───── Data for processing ─────
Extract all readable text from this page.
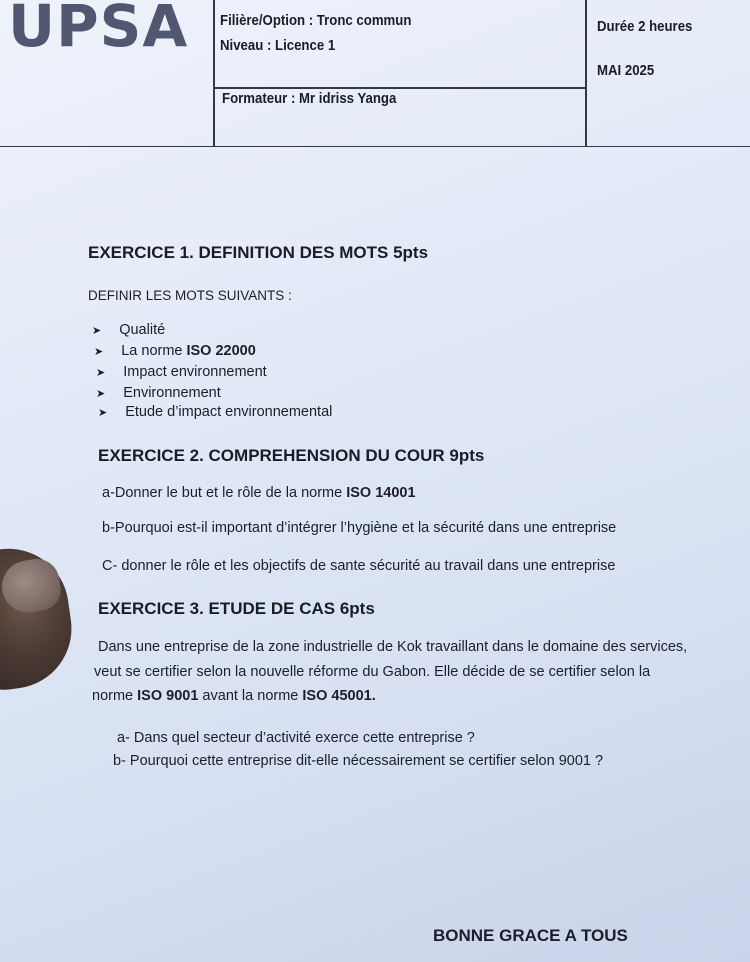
UPSA Filière/Option : Tronc commun
Niveau : Licence 1
Formateur : Mr idriss Yanga
Durée 2 heures
MAI 2025
EXERCICE 1. DEFINITION DES MOTS 5pts
DEFINIR LES MOTS SUIVANTS :
➤ Qualité
➤ La norme ISO 22000
➤ Impact environnement
➤ Environnement
➤ Etude d’impact environnemental
EXERCICE 2. COMPREHENSION DU COUR 9pts
a-Donner le but et le rôle de la norme ISO 14001
b-Pourquoi est-il important d’intégrer l’hygiène et la sécurité dans une entreprise
C- donner le rôle et les objectifs de sante sécurité au travail dans une entreprise
EXERCICE 3. ETUDE DE CAS 6pts
Dans une entreprise de la zone industrielle de Kok travaillant dans le domaine des services,
veut se certifier selon la nouvelle réforme du Gabon. Elle décide de se certifier selon la
norme ISO 9001 avant la norme ISO 45001.
a- Dans quel secteur d’activité exerce cette entreprise ?
b- Pourquoi cette entreprise dit-elle nécessairement se certifier selon 9001 ?
BONNE GRACE A TOUS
─────
[Problem statement]
Scan the material line by line and report each one that contains "Pourquoi".

[Answer to this problem]
b-Pourquoi est-il important d’intégrer l’hygiène et la sécurité dans une entreprise
b- Pourquoi cette entreprise dit-elle nécessairement se certifier selon 9001 ?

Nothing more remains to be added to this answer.